>> Start

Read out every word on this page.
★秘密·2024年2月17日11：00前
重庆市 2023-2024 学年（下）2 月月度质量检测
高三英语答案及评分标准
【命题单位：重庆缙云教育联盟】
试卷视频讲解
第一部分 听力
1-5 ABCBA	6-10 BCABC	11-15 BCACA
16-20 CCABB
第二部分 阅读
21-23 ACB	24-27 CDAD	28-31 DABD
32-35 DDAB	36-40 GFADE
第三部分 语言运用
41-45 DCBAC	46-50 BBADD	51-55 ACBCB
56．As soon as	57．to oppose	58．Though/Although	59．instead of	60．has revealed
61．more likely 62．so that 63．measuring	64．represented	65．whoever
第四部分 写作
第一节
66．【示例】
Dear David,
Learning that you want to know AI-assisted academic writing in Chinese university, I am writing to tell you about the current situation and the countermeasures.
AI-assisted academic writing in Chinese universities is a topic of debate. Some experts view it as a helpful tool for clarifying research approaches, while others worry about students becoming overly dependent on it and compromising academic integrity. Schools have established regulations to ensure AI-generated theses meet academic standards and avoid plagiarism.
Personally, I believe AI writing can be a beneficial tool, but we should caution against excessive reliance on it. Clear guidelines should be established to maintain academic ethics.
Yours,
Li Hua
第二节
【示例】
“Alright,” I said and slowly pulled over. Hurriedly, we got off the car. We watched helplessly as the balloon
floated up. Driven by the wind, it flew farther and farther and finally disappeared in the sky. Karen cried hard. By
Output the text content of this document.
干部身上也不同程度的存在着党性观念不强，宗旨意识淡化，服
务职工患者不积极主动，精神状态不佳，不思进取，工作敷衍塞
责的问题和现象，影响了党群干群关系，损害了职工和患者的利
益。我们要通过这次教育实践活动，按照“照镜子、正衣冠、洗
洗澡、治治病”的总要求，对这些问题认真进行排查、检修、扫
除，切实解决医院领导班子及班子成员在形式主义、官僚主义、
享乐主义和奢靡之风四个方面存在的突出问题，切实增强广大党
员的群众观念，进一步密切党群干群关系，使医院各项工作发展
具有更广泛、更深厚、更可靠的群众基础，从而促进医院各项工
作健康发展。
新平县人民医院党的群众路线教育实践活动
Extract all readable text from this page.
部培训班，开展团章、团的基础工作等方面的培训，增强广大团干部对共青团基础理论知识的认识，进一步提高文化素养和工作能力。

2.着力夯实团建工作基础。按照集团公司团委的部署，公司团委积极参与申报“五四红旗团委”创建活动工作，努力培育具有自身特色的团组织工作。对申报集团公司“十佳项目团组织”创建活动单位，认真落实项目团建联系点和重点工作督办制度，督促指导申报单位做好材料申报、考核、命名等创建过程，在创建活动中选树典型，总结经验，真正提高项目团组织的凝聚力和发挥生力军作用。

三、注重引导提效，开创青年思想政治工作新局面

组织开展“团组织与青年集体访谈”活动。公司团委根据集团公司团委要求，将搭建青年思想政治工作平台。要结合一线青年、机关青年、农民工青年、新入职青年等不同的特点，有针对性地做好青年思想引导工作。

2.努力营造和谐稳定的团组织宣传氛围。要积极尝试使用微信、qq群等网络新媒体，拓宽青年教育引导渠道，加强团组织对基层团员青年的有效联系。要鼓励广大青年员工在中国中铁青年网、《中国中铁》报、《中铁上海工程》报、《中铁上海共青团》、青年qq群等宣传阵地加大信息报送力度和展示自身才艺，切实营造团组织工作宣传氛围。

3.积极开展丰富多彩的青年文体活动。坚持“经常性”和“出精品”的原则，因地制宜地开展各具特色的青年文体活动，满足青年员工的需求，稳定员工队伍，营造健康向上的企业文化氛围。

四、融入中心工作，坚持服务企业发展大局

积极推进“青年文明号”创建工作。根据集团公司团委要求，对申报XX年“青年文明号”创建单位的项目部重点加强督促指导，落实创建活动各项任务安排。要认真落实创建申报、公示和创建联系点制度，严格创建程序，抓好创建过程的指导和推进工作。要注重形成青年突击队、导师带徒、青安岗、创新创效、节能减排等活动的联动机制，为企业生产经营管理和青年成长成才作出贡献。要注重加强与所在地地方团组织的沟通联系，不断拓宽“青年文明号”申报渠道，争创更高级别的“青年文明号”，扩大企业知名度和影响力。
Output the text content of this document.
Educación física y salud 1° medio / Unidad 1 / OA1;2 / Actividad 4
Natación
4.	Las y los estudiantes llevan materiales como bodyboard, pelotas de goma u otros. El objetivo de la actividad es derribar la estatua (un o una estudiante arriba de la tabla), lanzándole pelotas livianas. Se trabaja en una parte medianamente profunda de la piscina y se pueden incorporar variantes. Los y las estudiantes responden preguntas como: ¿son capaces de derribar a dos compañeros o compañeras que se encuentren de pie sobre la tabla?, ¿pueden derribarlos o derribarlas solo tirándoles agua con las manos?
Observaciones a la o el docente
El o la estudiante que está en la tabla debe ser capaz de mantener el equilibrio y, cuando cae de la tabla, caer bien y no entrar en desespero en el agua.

>> End

* [Written task]
Extract every record and return it verbatim.

* [Correct answer]
Read out every word on this page.
★秘密·2024年2月17日11：00前
重庆市 2023-2024 学年（下）2 月月度质量检测
高三英语答案及评分标准
【命题单位：重庆缙云教育联盟】
试卷视频讲解
第一部分 听力
1-5 ABCBA	6-10 BCABC	11-15 BCACA
16-20 CCABB
第二部分 阅读
21-23 ACB	24-27 CDAD	28-31 DABD
32-35 DDAB	36-40 GFADE
第三部分 语言运用
41-45 DCBAC	46-50 BBADD	51-55 ACBCB
56．As soon as	57．to oppose	58．Though/Although	59．instead of	60．has revealed
61．more likely 62．so that 63．measuring	64．represented	65．whoever
第四部分 写作
第一节
66．【示例】
Dear David,
Learning that you want to know AI-assisted academic writing in Chinese university, I am writing to tell you about the current situation and the countermeasures.
AI-assisted academic writing in Chinese universities is a topic of debate. Some experts view it as a helpful tool for clarifying research approaches, while others worry about students becoming overly dependent on it and compromising academic integrity. Schools have established regulations to ensure AI-generated theses meet academic standards and avoid plagiarism.
Personally, I believe AI writing can be a beneficial tool, but we should caution against excessive reliance on it. Clear guidelines should be established to maintain academic ethics.
Yours,
Li Hua
第二节
【示例】
“Alright,” I said and slowly pulled over. Hurriedly, we got off the car. We watched helplessly as the balloon
floated up. Driven by the wind, it flew farther and farther and finally disappeared in the sky. Karen cried hard. By
Output the text content of this document.
干部身上也不同程度的存在着党性观念不强，宗旨意识淡化，服
务职工患者不积极主动，精神状态不佳，不思进取，工作敷衍塞
责的问题和现象，影响了党群干群关系，损害了职工和患者的利
益。我们要通过这次教育实践活动，按照“照镜子、正衣冠、洗
洗澡、治治病”的总要求，对这些问题认真进行排查、检修、扫
除，切实解决医院领导班子及班子成员在形式主义、官僚主义、
享乐主义和奢靡之风四个方面存在的突出问题，切实增强广大党
员的群众观念，进一步密切党群干群关系，使医院各项工作发展
具有更广泛、更深厚、更可靠的群众基础，从而促进医院各项工
作健康发展。
新平县人民医院党的群众路线教育实践活动
Extract all readable text from this page.
部培训班，开展团章、团的基础工作等方面的培训，增强广大团干部对共青团基础理论知识的认识，进一步提高文化素养和工作能力。

2.着力夯实团建工作基础。按照集团公司团委的部署，公司团委积极参与申报“五四红旗团委”创建活动工作，努力培育具有自身特色的团组织工作。对申报集团公司“十佳项目团组织”创建活动单位，认真落实项目团建联系点和重点工作督办制度，督促指导申报单位做好材料申报、考核、命名等创建过程，在创建活动中选树典型，总结经验，真正提高项目团组织的凝聚力和发挥生力军作用。

三、注重引导提效，开创青年思想政治工作新局面

组织开展“团组织与青年集体访谈”活动。公司团委根据集团公司团委要求，将搭建青年思想政治工作平台。要结合一线青年、机关青年、农民工青年、新入职青年等不同的特点，有针对性地做好青年思想引导工作。

2.努力营造和谐稳定的团组织宣传氛围。要积极尝试使用微信、qq群等网络新媒体，拓宽青年教育引导渠道，加强团组织对基层团员青年的有效联系。要鼓励广大青年员工在中国中铁青年网、《中国中铁》报、《中铁上海工程》报、《中铁上海共青团》、青年qq群等宣传阵地加大信息报送力度和展示自身才艺，切实营造团组织工作宣传氛围。

3.积极开展丰富多彩的青年文体活动。坚持“经常性”和“出精品”的原则，因地制宜地开展各具特色的青年文体活动，满足青年员工的需求，稳定员工队伍，营造健康向上的企业文化氛围。

四、融入中心工作，坚持服务企业发展大局

积极推进“青年文明号”创建工作。根据集团公司团委要求，对申报XX年“青年文明号”创建单位的项目部重点加强督促指导，落实创建活动各项任务安排。要认真落实创建申报、公示和创建联系点制度，严格创建程序，抓好创建过程的指导和推进工作。要注重形成青年突击队、导师带徒、青安岗、创新创效、节能减排等活动的联动机制，为企业生产经营管理和青年成长成才作出贡献。要注重加强与所在地地方团组织的沟通联系，不断拓宽“青年文明号”申报渠道，争创更高级别的“青年文明号”，扩大企业知名度和影响力。
Output the text content of this document.
Educación física y salud 1° medio / Unidad 1 / OA1;2 / Actividad 4
Natación
4.	Las y los estudiantes llevan materiales como bodyboard, pelotas de goma u otros. El objetivo de la actividad es derribar la estatua (un o una estudiante arriba de la tabla), lanzándole pelotas livianas. Se trabaja en una parte medianamente profunda de la piscina y se pueden incorporar variantes. Los y las estudiantes responden preguntas como: ¿son capaces de derribar a dos compañeros o compañeras que se encuentren de pie sobre la tabla?, ¿pueden derribarlos o derribarlas solo tirándoles agua con las manos?
Observaciones a la o el docente
El o la estudiante que está en la tabla debe ser capaz de mantener el equilibrio y, cuando cae de la tabla, caer bien y no entrar en desespero en el agua.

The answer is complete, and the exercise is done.